Dataset extract:

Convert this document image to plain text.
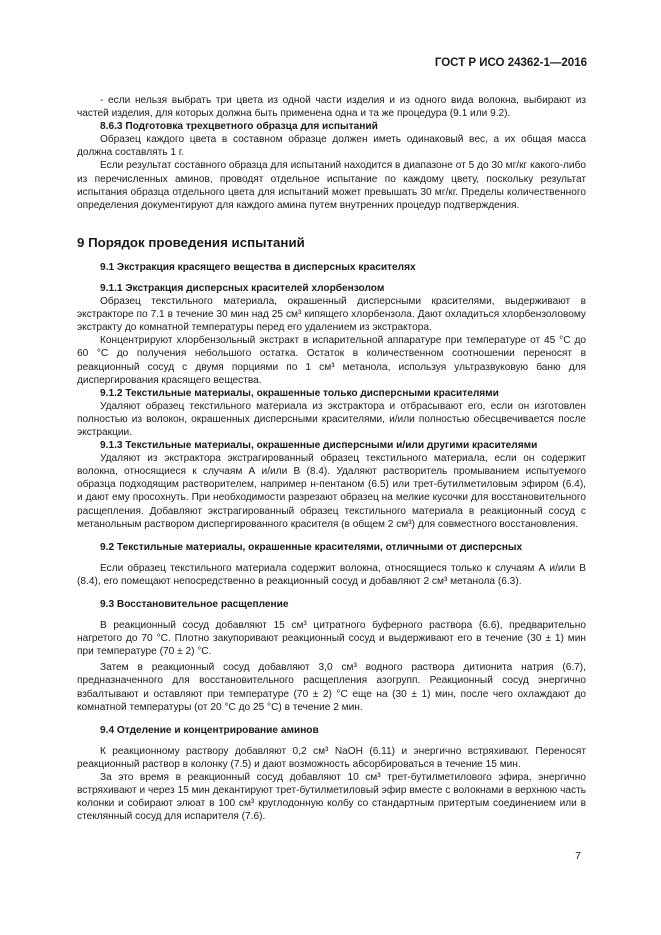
ГОСТ Р ИСО 24362-1—2016

- если нельзя выбрать три цвета из одной части изделия и из одного вида волокна, выбирают из частей изделия, для которых должна быть применена одна и та же процедура (9.1 или 9.2).

8.6.3 Подготовка трехцветного образца для испытаний

Образец каждого цвета в составном образце должен иметь одинаковый вес, а их общая масса должна составлять 1 г.

Если результат составного образца для испытаний находится в диапазоне от 5 до 30 мг/кг какого-либо из перечисленных аминов, проводят отдельное испытание по каждому цвету, поскольку результат испытания образца отдельного цвета для испытаний может превышать 30 мг/кг. Пределы количественного определения документируют для каждого амина путем внутренних процедур подтверждения.

9 Порядок проведения испытаний

9.1 Экстракция красящего вещества в дисперсных красителях

9.1.1 Экстракция дисперсных красителей хлорбензолом

Образец текстильного материала, окрашенный дисперсными красителями, выдерживают в экстракторе по 7.1 в течение 30 мин над 25 см³ кипящего хлорбензола. Дают охладиться хлорбензоловому экстракту до комнатной температуры перед его удалением из экстрактора.

Концентрируют хлорбензольный экстракт в испарительной аппаратуре при температуре от 45 °С до 60 °С до получения небольшого остатка. Остаток в количественном соотношении переносят в реакционный сосуд с двумя порциями по 1 см³ метанола, используя ультразвуковую баню для диспергирования красящего вещества.

9.1.2 Текстильные материалы, окрашенные только дисперсными красителями

Удаляют образец текстильного материала из экстрактора и отбрасывают его, если он изготовлен полностью из волокон, окрашенных дисперсными красителями, и/или полностью обесцвечивается после экстракции.

9.1.3 Текстильные материалы, окрашенные дисперсными и/или другими красителями

Удаляют из экстрактора экстрагированный образец текстильного материала, если он содержит волокна, относящиеся к случаям А и/или В (8.4). Удаляют растворитель промыванием испытуемого образца подходящим растворителем, например н-пентаном (6.5) или трет-бутилметиловым эфиром (6.4), и дают ему просохнуть. При необходимости разрезают образец на мелкие кусочки для восстановительного расщепления. Добавляют экстрагированный образец текстильного материала в реакционный сосуд с метанольным раствором диспергированного красителя (в общем 2 см³) для совместного восстановления.

9.2 Текстильные материалы, окрашенные красителями, отличными от дисперсных

Если образец текстильного материала содержит волокна, относящиеся только к случаям А и/или В (8.4), его помещают непосредственно в реакционный сосуд и добавляют 2 см³ метанола (6.3).

9.3 Восстановительное расщепление

В реакционный сосуд добавляют 15 см³ цитратного буферного раствора (6.6), предварительно нагретого до 70 °С. Плотно закупоривают реакционный сосуд и выдерживают его в течение (30 ± 1) мин при температуре (70 ± 2) °С.

Затем в реакционный сосуд добавляют 3,0 см³ водного раствора дитионита натрия (6.7), предназначенного для восстановительного расщепления азогрупп. Реакционный сосуд энергично взбалтывают и оставляют при температуре (70 ± 2) °С еще на (30 ± 1) мин, после чего охлаждают до комнатной температуры (от 20 °С до 25 °С) в течение 2 мин.

9.4 Отделение и концентрирование аминов

К реакционному раствору добавляют 0,2 см³ NaOH (6.11) и энергично встряхивают. Переносят реакционный раствор в колонку (7.5) и дают возможность абсорбироваться в течение 15 мин.

За это время в реакционный сосуд добавляют 10 см³ трет-бутилметилового эфира, энергично встряхивают и через 15 мин декантируют трет-бутилметиловый эфир вместе с волокнами в верхнюю часть колонки и собирают элюат в 100 см³ круглодонную колбу со стандартным притертым соединением или в стеклянный сосуд для испарителя (7.6).

7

Exercise directions: Are you able to set down all the lines above exactly, without any pictures?

Task solution:
Convert this document image to plain text.
ГОСТ Р ИСО 24362-1—2016

- если нельзя выбрать три цвета из одной части изделия и из одного вида волокна, выбирают из частей изделия, для которых должна быть применена одна и та же процедура (9.1 или 9.2).

8.6.3 Подготовка трехцветного образца для испытаний

Образец каждого цвета в составном образце должен иметь одинаковый вес, а их общая масса должна составлять 1 г.

Если результат составного образца для испытаний находится в диапазоне от 5 до 30 мг/кг какого-либо из перечисленных аминов, проводят отдельное испытание по каждому цвету, поскольку результат испытания образца отдельного цвета для испытаний может превышать 30 мг/кг. Пределы количественного определения документируют для каждого амина путем внутренних процедур подтверждения.

9 Порядок проведения испытаний

9.1 Экстракция красящего вещества в дисперсных красителях

9.1.1 Экстракция дисперсных красителей хлорбензолом

Образец текстильного материала, окрашенный дисперсными красителями, выдерживают в экстракторе по 7.1 в течение 30 мин над 25 см³ кипящего хлорбензола. Дают охладиться хлорбензоловому экстракту до комнатной температуры перед его удалением из экстрактора.

Концентрируют хлорбензольный экстракт в испарительной аппаратуре при температуре от 45 °С до 60 °С до получения небольшого остатка. Остаток в количественном соотношении переносят в реакционный сосуд с двумя порциями по 1 см³ метанола, используя ультразвуковую баню для диспергирования красящего вещества.

9.1.2 Текстильные материалы, окрашенные только дисперсными красителями

Удаляют образец текстильного материала из экстрактора и отбрасывают его, если он изготовлен полностью из волокон, окрашенных дисперсными красителями, и/или полностью обесцвечивается после экстракции.

9.1.3 Текстильные материалы, окрашенные дисперсными и/или другими красителями

Удаляют из экстрактора экстрагированный образец текстильного материала, если он содержит волокна, относящиеся к случаям А и/или В (8.4). Удаляют растворитель промыванием испытуемого образца подходящим растворителем, например н-пентаном (6.5) или трет-бутилметиловым эфиром (6.4), и дают ему просохнуть. При необходимости разрезают образец на мелкие кусочки для восстановительного расщепления. Добавляют экстрагированный образец текстильного материала в реакционный сосуд с метанольным раствором диспергированного красителя (в общем 2 см³) для совместного восстановления.

9.2 Текстильные материалы, окрашенные красителями, отличными от дисперсных

Если образец текстильного материала содержит волокна, относящиеся только к случаям А и/или В (8.4), его помещают непосредственно в реакционный сосуд и добавляют 2 см³ метанола (6.3).

9.3 Восстановительное расщепление

В реакционный сосуд добавляют 15 см³ цитратного буферного раствора (6.6), предварительно нагретого до 70 °С. Плотно закупоривают реакционный сосуд и выдерживают его в течение (30 ± 1) мин при температуре (70 ± 2) °С.

Затем в реакционный сосуд добавляют 3,0 см³ водного раствора дитионита натрия (6.7), предназначенного для восстановительного расщепления азогрупп. Реакционный сосуд энергично взбалтывают и оставляют при температуре (70 ± 2) °С еще на (30 ± 1) мин, после чего охлаждают до комнатной температуры (от 20 °С до 25 °С) в течение 2 мин.

9.4 Отделение и концентрирование аминов

К реакционному раствору добавляют 0,2 см³ NaOH (6.11) и энергично встряхивают. Переносят реакционный раствор в колонку (7.5) и дают возможность абсорбироваться в течение 15 мин.

За это время в реакционный сосуд добавляют 10 см³ трет-бутилметилового эфира, энергично встряхивают и через 15 мин декантируют трет-бутилметиловый эфир вместе с волокнами в верхнюю часть колонки и собирают элюат в 100 см³ круглодонную колбу со стандартным притертым соединением или в стеклянный сосуд для испарителя (7.6).

7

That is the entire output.